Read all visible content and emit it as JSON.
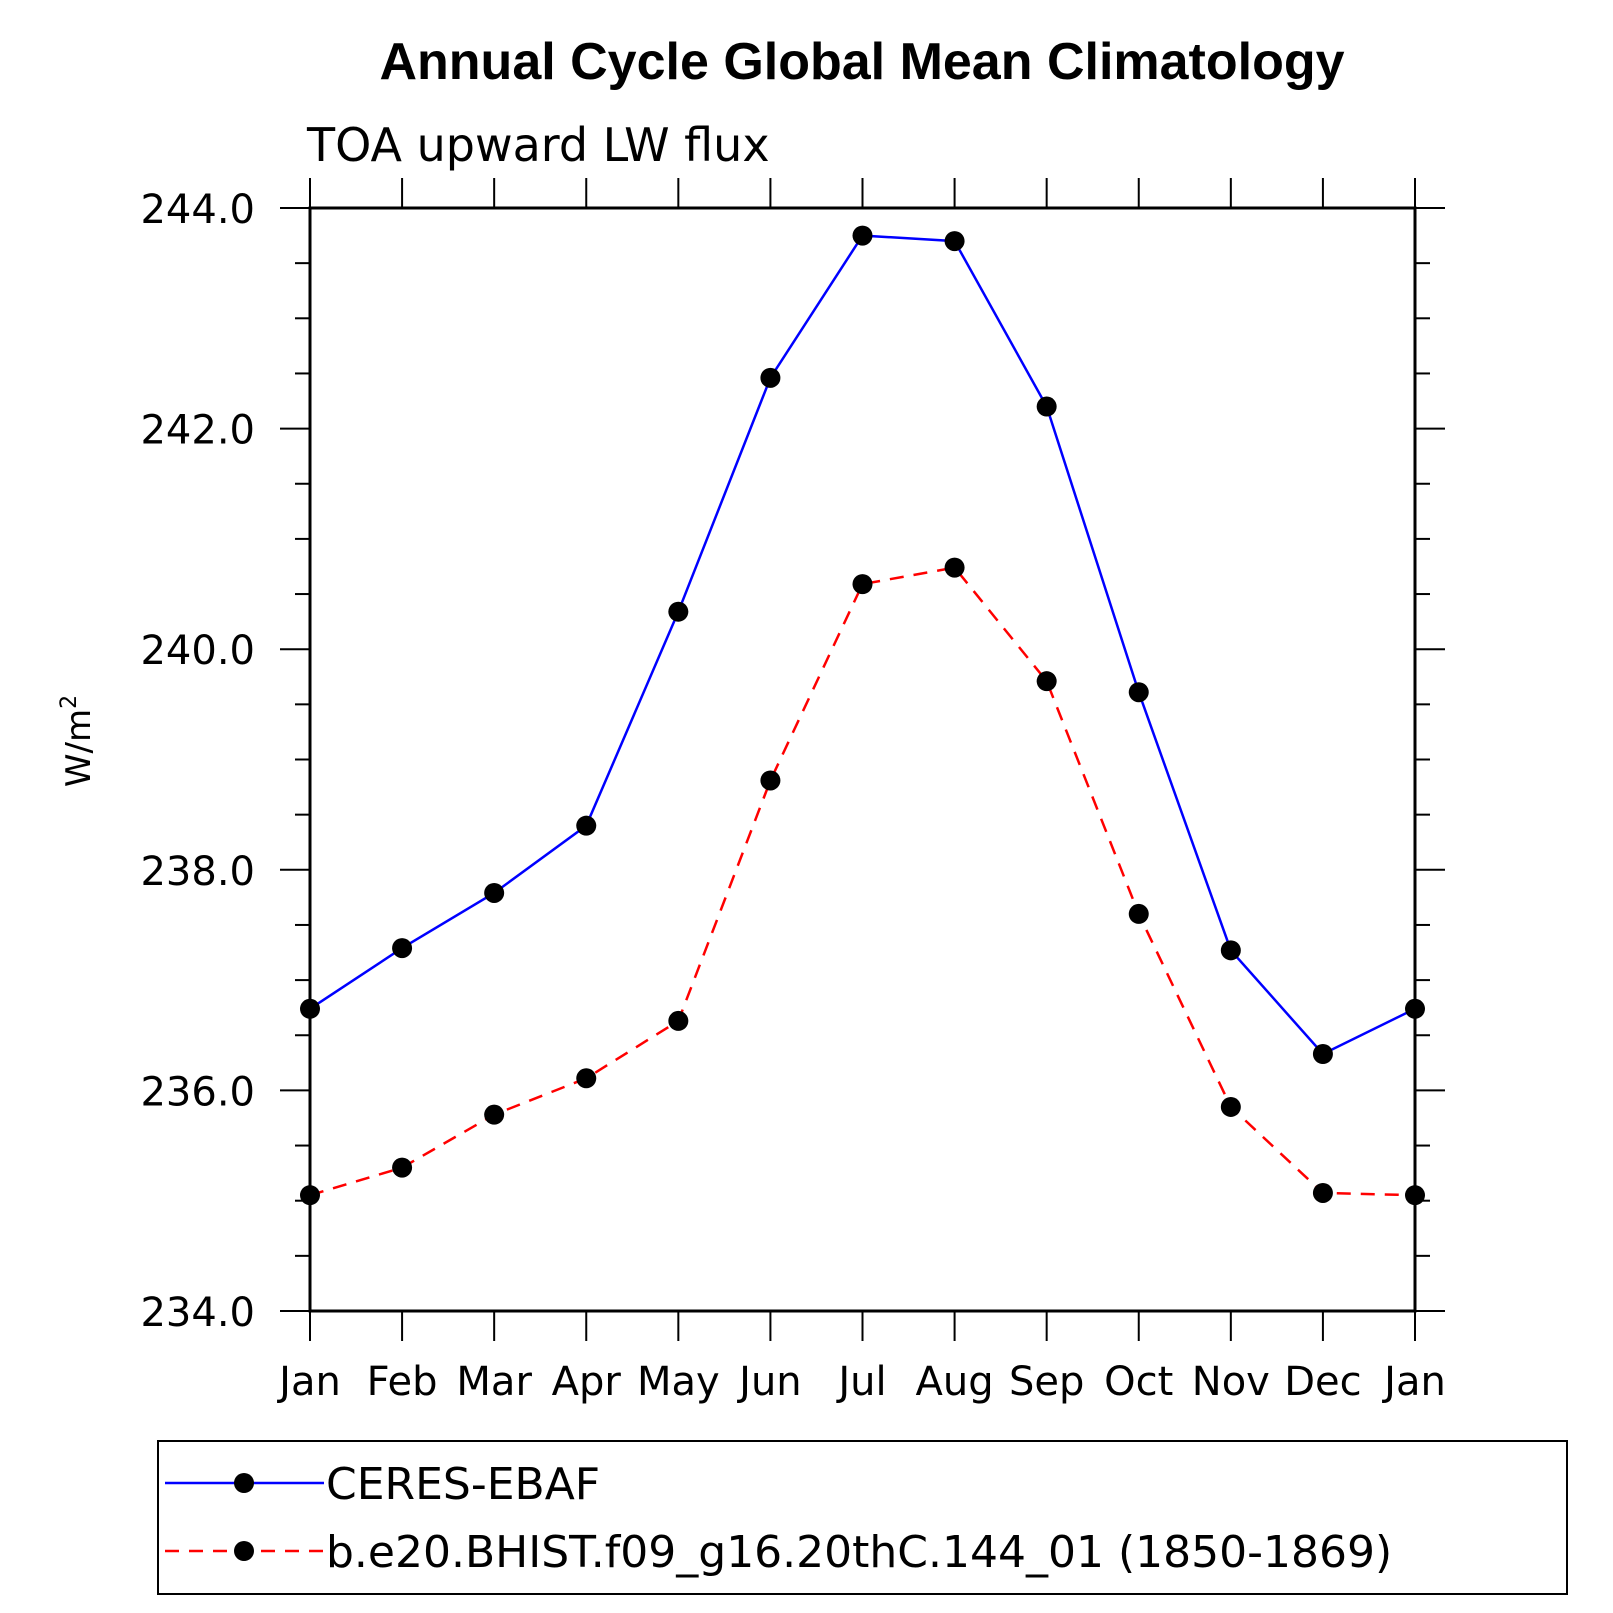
{
  "chart_data": {
    "type": "line",
    "title": "Annual Cycle Global Mean Climatology",
    "subtitle": "TOA upward LW flux",
    "xlabel": "",
    "ylabel": "W/m",
    "ylabel_sup": "2",
    "categories": [
      "Jan",
      "Feb",
      "Mar",
      "Apr",
      "May",
      "Jun",
      "Jul",
      "Aug",
      "Sep",
      "Oct",
      "Nov",
      "Dec",
      "Jan"
    ],
    "ylim": [
      234.0,
      244.0
    ],
    "yticks_major": [
      "234.0",
      "236.0",
      "238.0",
      "240.0",
      "242.0",
      "244.0"
    ],
    "ytick_values": [
      234.0,
      236.0,
      238.0,
      240.0,
      242.0,
      244.0
    ],
    "series": [
      {
        "name": "CERES-EBAF",
        "color": "#0000ff",
        "dash": "solid",
        "values": [
          236.74,
          237.29,
          237.79,
          238.4,
          240.34,
          242.46,
          243.75,
          243.7,
          242.2,
          239.61,
          237.27,
          236.33,
          236.74
        ]
      },
      {
        "name": "b.e20.BHIST.f09_g16.20thC.144_01 (1850-1869)",
        "color": "#ff0000",
        "dash": "dashed",
        "values": [
          235.05,
          235.3,
          235.78,
          236.11,
          236.63,
          238.81,
          240.59,
          240.74,
          239.71,
          237.6,
          235.85,
          235.07,
          235.05
        ]
      }
    ],
    "legend_position": "bottom"
  }
}
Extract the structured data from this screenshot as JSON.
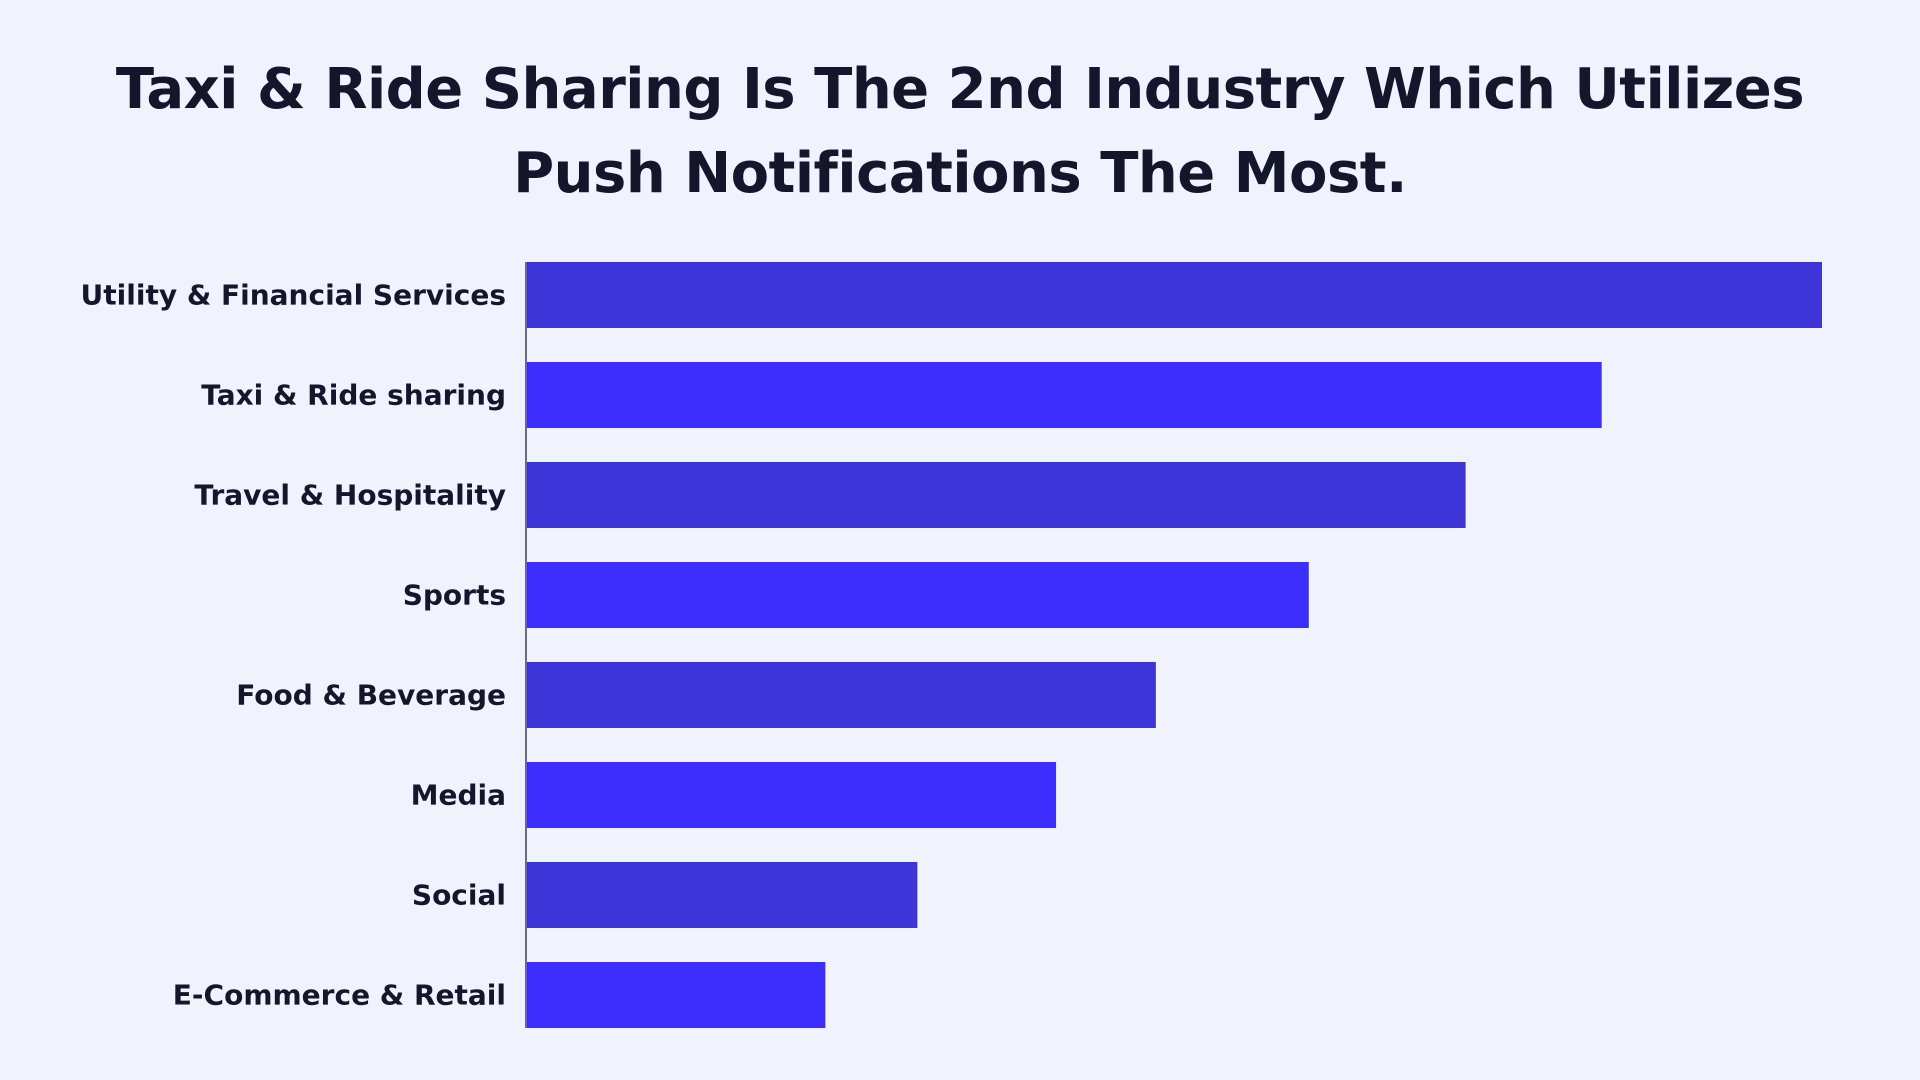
{
  "colors": {
    "background": "#f0f2fe",
    "bar_dark": "#3d35d8",
    "bar_bright": "#3c2eff",
    "axis": "#6b6b78",
    "text": "#14172b"
  },
  "chart_data": {
    "type": "bar",
    "orientation": "horizontal",
    "title": "Taxi & Ride Sharing Is The 2nd Industry Which Utilizes Push Notifications The Most.",
    "categories": [
      "Utility & Financial Services",
      "Taxi & Ride sharing",
      "Travel & Hospitality",
      "Sports",
      "Food & Beverage",
      "Media",
      "Social",
      "E-Commerce & Retail"
    ],
    "values": [
      100,
      83,
      72.5,
      60.4,
      48.6,
      40.9,
      30.2,
      23.1
    ],
    "xlabel": "",
    "ylabel": "",
    "xlim": [
      0,
      100
    ],
    "grid": false,
    "legend": "none"
  }
}
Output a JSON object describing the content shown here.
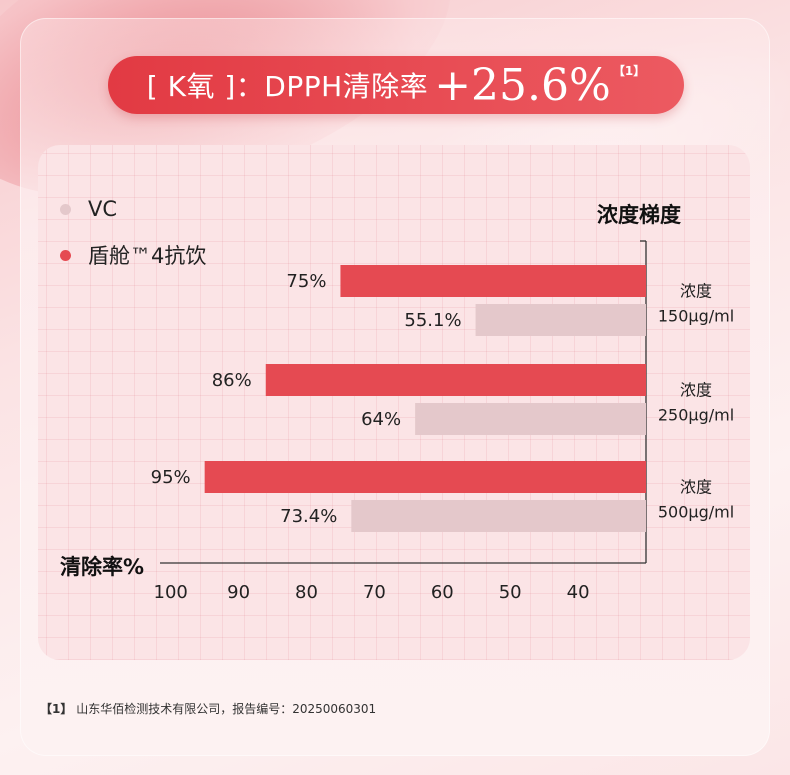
{
  "title": {
    "main": "[ K氧 ]：DPPH清除率",
    "big": "+25.6%",
    "sup": "【1】"
  },
  "legend": {
    "vc": "VC",
    "product": "盾舱™4抗饮"
  },
  "heading_concentration": "浓度梯度",
  "heading_rate": "清除率%",
  "colors": {
    "product": "#e54a52",
    "vc": "#e4c8cb",
    "accent": "#e23a43"
  },
  "chart_data": {
    "type": "bar",
    "orientation": "horizontal",
    "x_axis_reversed": true,
    "ylabel": "浓度梯度",
    "xlabel": "清除率%",
    "categories": [
      {
        "line1": "浓度",
        "line2": "150μg/ml"
      },
      {
        "line1": "浓度",
        "line2": "250μg/ml"
      },
      {
        "line1": "浓度",
        "line2": "500μg/ml"
      }
    ],
    "series": [
      {
        "name": "盾舱™4抗饮",
        "values": [
          75,
          86,
          95
        ],
        "labels": [
          "75%",
          "86%",
          "95%"
        ]
      },
      {
        "name": "VC",
        "values": [
          55.1,
          64,
          73.4
        ],
        "labels": [
          "55.1%",
          "64%",
          "73.4%"
        ]
      }
    ],
    "x_ticks": [
      100,
      90,
      80,
      70,
      60,
      50,
      40
    ],
    "xlim": [
      30,
      100
    ],
    "grid": true
  },
  "footnote": {
    "mark": "【1】",
    "text": "山东华佰检测技术有限公司，报告编号：20250060301"
  }
}
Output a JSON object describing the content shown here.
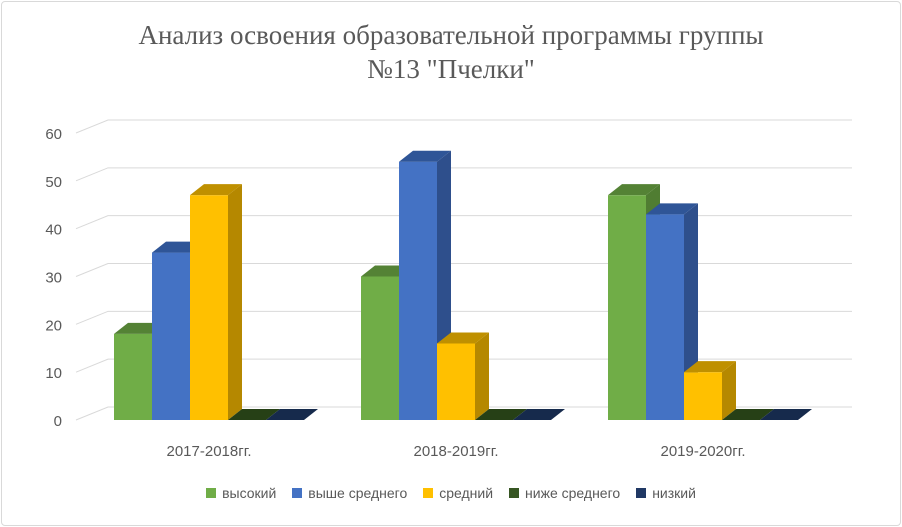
{
  "chart_data": {
    "type": "bar",
    "title_line1": "Анализ освоения образовательной программы группы",
    "title_line2": "№13 \"Пчелки\"",
    "categories": [
      "2017-2018гг.",
      "2018-2019гг.",
      "2019-2020гг."
    ],
    "series": [
      {
        "name": "высокий",
        "values": [
          18,
          30,
          47
        ]
      },
      {
        "name": "выше среднего",
        "values": [
          35,
          54,
          43
        ]
      },
      {
        "name": "средний",
        "values": [
          47,
          16,
          10
        ]
      },
      {
        "name": "ниже среднего",
        "values": [
          0,
          0,
          0
        ]
      },
      {
        "name": "низкий",
        "values": [
          0,
          0,
          0
        ]
      }
    ],
    "yticks": [
      0,
      10,
      20,
      30,
      40,
      50,
      60
    ],
    "ylim": [
      0,
      60
    ],
    "grid": true,
    "legend_position": "bottom",
    "colors": {
      "front": [
        "#70ad47",
        "#4472c4",
        "#ffc000",
        "#375623",
        "#203864"
      ],
      "top": [
        "#548235",
        "#2f5597",
        "#bf9000",
        "#264016",
        "#162a4c"
      ],
      "side": [
        "#507d32",
        "#2e4f8c",
        "#b58800",
        "#223a14",
        "#142645"
      ]
    }
  }
}
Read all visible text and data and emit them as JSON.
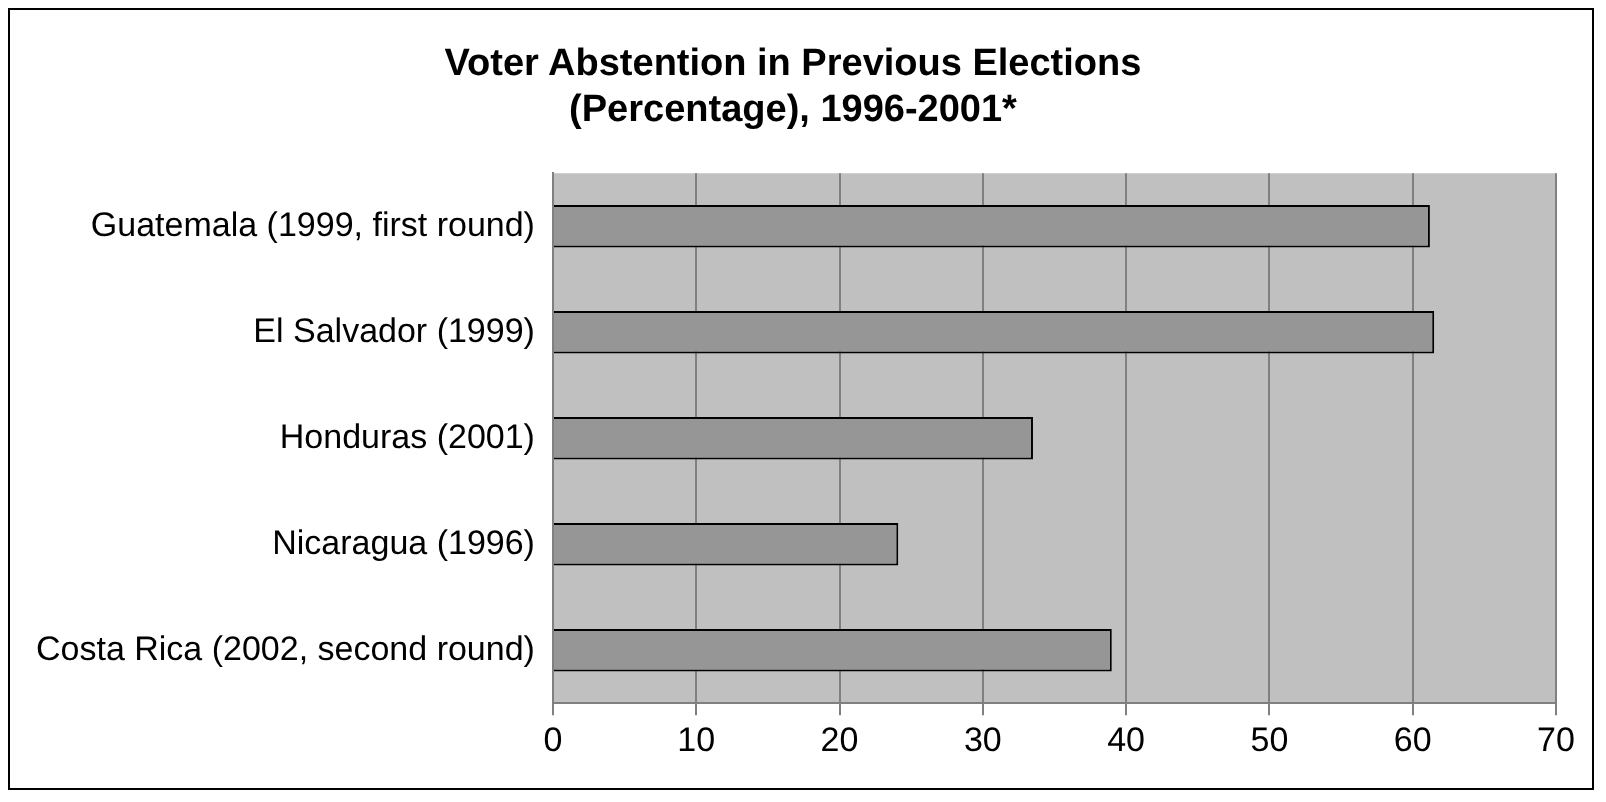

---*---

What to do
Produce an exact copy of each line of data, skipping embedded images.

Response for this exercise
Read all visible content and emit it as JSON.
{
  "chart_data": {
    "type": "line",
    "title": "Annual Cycle Global Mean Climatology",
    "subtitle": "TOA upward LW flux",
    "xlabel": "",
    "ylabel": "W/m",
    "ylabel_sup": "2",
    "categories": [
      "Jan",
      "Feb",
      "Mar",
      "Apr",
      "May",
      "Jun",
      "Jul",
      "Aug",
      "Sep",
      "Oct",
      "Nov",
      "Dec",
      "Jan"
    ],
    "ylim": [
      234.0,
      244.0
    ],
    "yticks_major": [
      "234.0",
      "236.0",
      "238.0",
      "240.0",
      "242.0",
      "244.0"
    ],
    "ytick_values": [
      234.0,
      236.0,
      238.0,
      240.0,
      242.0,
      244.0
    ],
    "series": [
      {
        "name": "CERES-EBAF",
        "color": "#0000ff",
        "dash": "solid",
        "values": [
          236.74,
          237.29,
          237.79,
          238.4,
          240.34,
          242.46,
          243.75,
          243.7,
          242.2,
          239.61,
          237.27,
          236.33,
          236.74
        ]
      },
      {
        "name": "b.e20.BHIST.f09_g16.20thC.144_01 (1850-1869)",
        "color": "#ff0000",
        "dash": "dashed",
        "values": [
          235.05,
          235.3,
          235.78,
          236.11,
          236.63,
          238.81,
          240.59,
          240.74,
          239.71,
          237.6,
          235.85,
          235.07,
          235.05
        ]
      }
    ],
    "legend_position": "bottom"
  }
}
Extract the structured data from this screenshot as JSON.
{
  "colors": {
    "background": "#f0f2fe",
    "bar_dark": "#3d35d8",
    "bar_bright": "#3c2eff",
    "axis": "#6b6b78",
    "text": "#14172b"
  },
  "chart_data": {
    "type": "bar",
    "orientation": "horizontal",
    "title": "Taxi & Ride Sharing Is The 2nd Industry Which Utilizes Push Notifications The Most.",
    "categories": [
      "Utility & Financial Services",
      "Taxi & Ride sharing",
      "Travel & Hospitality",
      "Sports",
      "Food & Beverage",
      "Media",
      "Social",
      "E-Commerce & Retail"
    ],
    "values": [
      100,
      83,
      72.5,
      60.4,
      48.6,
      40.9,
      30.2,
      23.1
    ],
    "xlabel": "",
    "ylabel": "",
    "xlim": [
      0,
      100
    ],
    "grid": false,
    "legend": "none"
  }
}
Output a JSON object describing the content shown here.
{
  "title": {
    "main": "[ K氧 ]：DPPH清除率",
    "big": "+25.6%",
    "sup": "【1】"
  },
  "legend": {
    "vc": "VC",
    "product": "盾舱™4抗饮"
  },
  "heading_concentration": "浓度梯度",
  "heading_rate": "清除率%",
  "colors": {
    "product": "#e54a52",
    "vc": "#e4c8cb",
    "accent": "#e23a43"
  },
  "chart_data": {
    "type": "bar",
    "orientation": "horizontal",
    "x_axis_reversed": true,
    "ylabel": "浓度梯度",
    "xlabel": "清除率%",
    "categories": [
      {
        "line1": "浓度",
        "line2": "150μg/ml"
      },
      {
        "line1": "浓度",
        "line2": "250μg/ml"
      },
      {
        "line1": "浓度",
        "line2": "500μg/ml"
      }
    ],
    "series": [
      {
        "name": "盾舱™4抗饮",
        "values": [
          75,
          86,
          95
        ],
        "labels": [
          "75%",
          "86%",
          "95%"
        ]
      },
      {
        "name": "VC",
        "values": [
          55.1,
          64,
          73.4
        ],
        "labels": [
          "55.1%",
          "64%",
          "73.4%"
        ]
      }
    ],
    "x_ticks": [
      100,
      90,
      80,
      70,
      60,
      50,
      40
    ],
    "xlim": [
      30,
      100
    ],
    "grid": true
  },
  "footnote": {
    "mark": "【1】",
    "text": "山东华佰检测技术有限公司，报告编号：20250060301"
  }
}
Output a JSON object describing the content shown here.
{
  "chart_data": {
    "type": "bar",
    "title_line1": "Анализ освоения образовательной программы группы",
    "title_line2": "№13 \"Пчелки\"",
    "categories": [
      "2017-2018гг.",
      "2018-2019гг.",
      "2019-2020гг."
    ],
    "series": [
      {
        "name": "высокий",
        "values": [
          18,
          30,
          47
        ]
      },
      {
        "name": "выше среднего",
        "values": [
          35,
          54,
          43
        ]
      },
      {
        "name": "средний",
        "values": [
          47,
          16,
          10
        ]
      },
      {
        "name": "ниже среднего",
        "values": [
          0,
          0,
          0
        ]
      },
      {
        "name": "низкий",
        "values": [
          0,
          0,
          0
        ]
      }
    ],
    "yticks": [
      0,
      10,
      20,
      30,
      40,
      50,
      60
    ],
    "ylim": [
      0,
      60
    ],
    "grid": true,
    "legend_position": "bottom",
    "colors": {
      "front": [
        "#70ad47",
        "#4472c4",
        "#ffc000",
        "#375623",
        "#203864"
      ],
      "top": [
        "#548235",
        "#2f5597",
        "#bf9000",
        "#264016",
        "#162a4c"
      ],
      "side": [
        "#507d32",
        "#2e4f8c",
        "#b58800",
        "#223a14",
        "#142645"
      ]
    }
  }
}
Read all visible text and data and emit them as JSON.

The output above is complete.